▸ **Record extracts**:

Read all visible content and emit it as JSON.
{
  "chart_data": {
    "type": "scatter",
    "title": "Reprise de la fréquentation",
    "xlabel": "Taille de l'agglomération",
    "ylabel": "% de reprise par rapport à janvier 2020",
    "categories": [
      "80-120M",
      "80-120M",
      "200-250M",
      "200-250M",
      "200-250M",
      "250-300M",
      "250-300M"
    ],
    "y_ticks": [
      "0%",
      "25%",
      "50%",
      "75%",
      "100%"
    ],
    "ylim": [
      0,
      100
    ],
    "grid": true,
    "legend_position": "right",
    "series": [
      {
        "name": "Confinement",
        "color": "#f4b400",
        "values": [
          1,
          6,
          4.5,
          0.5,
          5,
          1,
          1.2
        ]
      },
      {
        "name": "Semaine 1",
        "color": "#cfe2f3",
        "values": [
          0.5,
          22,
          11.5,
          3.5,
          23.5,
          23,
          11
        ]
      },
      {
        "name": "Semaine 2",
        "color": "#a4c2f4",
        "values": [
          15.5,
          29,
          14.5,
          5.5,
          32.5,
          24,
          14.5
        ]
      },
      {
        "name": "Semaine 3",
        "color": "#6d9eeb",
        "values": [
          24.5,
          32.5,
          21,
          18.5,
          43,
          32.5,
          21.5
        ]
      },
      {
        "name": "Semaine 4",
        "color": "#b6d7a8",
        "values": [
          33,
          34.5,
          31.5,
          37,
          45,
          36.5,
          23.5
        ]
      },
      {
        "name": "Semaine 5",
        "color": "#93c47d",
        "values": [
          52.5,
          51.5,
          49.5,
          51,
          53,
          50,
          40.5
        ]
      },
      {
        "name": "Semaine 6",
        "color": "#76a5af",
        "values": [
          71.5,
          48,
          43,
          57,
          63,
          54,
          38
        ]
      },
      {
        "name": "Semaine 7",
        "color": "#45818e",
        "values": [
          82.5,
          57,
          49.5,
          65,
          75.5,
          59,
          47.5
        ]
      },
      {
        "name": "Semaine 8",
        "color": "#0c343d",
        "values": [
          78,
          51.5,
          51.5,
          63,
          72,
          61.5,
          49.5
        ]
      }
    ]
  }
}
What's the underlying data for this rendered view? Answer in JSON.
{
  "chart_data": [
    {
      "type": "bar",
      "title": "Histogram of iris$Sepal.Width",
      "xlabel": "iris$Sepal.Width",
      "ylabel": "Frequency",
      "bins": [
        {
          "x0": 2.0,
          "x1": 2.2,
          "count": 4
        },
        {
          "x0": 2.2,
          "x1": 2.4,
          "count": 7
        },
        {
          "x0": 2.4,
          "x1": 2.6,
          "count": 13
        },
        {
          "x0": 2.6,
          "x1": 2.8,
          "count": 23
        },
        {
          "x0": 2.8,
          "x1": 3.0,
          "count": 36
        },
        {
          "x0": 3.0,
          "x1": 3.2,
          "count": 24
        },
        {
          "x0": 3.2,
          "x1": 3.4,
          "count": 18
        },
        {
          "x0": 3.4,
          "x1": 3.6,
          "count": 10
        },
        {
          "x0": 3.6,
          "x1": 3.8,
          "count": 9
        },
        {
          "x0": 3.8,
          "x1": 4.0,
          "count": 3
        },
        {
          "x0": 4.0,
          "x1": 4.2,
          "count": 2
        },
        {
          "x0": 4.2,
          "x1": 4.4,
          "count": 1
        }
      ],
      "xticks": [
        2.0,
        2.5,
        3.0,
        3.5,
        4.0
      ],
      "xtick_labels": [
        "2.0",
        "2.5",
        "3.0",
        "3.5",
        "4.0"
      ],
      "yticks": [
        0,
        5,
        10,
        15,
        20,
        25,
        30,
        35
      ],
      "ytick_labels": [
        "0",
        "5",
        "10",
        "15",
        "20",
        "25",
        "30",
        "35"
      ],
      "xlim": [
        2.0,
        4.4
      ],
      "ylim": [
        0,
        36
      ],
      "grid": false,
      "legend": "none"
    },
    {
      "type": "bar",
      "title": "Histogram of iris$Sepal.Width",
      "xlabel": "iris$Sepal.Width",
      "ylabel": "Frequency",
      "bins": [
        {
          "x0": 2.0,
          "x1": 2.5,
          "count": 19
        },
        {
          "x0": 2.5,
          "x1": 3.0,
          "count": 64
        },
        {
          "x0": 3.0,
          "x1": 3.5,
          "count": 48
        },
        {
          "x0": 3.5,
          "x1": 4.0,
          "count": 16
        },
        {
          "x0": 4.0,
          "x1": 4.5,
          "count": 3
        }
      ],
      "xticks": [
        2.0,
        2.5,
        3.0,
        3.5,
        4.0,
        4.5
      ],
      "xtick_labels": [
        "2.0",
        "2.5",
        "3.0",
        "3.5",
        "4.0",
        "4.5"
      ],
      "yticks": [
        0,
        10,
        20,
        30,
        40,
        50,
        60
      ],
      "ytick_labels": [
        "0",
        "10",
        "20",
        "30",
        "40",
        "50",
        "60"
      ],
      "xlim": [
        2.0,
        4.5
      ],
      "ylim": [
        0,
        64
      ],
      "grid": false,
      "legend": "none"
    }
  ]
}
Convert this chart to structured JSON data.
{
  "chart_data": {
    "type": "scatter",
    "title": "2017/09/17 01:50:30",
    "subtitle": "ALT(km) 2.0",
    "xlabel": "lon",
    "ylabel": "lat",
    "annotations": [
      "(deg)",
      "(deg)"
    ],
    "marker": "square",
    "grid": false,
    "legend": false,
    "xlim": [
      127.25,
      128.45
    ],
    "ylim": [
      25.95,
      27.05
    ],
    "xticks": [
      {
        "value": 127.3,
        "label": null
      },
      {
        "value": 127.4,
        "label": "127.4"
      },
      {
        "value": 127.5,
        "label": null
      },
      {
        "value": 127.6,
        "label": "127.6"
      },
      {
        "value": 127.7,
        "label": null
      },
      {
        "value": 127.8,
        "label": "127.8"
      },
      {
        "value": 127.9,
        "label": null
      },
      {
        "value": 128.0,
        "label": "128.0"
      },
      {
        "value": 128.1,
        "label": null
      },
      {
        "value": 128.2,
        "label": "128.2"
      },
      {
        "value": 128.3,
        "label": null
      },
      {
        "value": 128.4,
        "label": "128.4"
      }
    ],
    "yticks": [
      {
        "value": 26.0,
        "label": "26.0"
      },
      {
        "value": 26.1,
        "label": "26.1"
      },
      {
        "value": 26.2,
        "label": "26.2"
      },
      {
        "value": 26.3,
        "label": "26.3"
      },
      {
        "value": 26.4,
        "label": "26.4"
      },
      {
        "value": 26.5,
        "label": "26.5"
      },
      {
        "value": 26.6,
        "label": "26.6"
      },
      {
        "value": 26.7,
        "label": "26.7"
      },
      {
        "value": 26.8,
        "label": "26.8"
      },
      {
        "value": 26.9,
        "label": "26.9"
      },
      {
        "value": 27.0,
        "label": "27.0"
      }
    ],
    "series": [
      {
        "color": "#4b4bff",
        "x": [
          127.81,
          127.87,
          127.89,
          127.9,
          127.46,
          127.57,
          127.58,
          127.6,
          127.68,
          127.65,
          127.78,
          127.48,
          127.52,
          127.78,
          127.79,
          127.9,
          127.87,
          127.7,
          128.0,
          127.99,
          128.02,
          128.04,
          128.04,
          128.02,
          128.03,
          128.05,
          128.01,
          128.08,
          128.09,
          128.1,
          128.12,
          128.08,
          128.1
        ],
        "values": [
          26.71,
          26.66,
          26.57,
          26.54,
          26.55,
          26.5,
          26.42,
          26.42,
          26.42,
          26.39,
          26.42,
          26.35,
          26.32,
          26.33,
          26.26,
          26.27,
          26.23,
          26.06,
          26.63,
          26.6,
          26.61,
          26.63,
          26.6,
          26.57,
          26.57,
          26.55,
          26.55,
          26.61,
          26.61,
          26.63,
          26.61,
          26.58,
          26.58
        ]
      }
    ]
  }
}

▸ **What the exercise asks**: Pull out every line above that holds the word "JSON".

▸ **Solution below**:
Read all visible content and emit it as JSON.
What's the underlying data for this rendered view? Answer in JSON.
Convert this chart to structured JSON data.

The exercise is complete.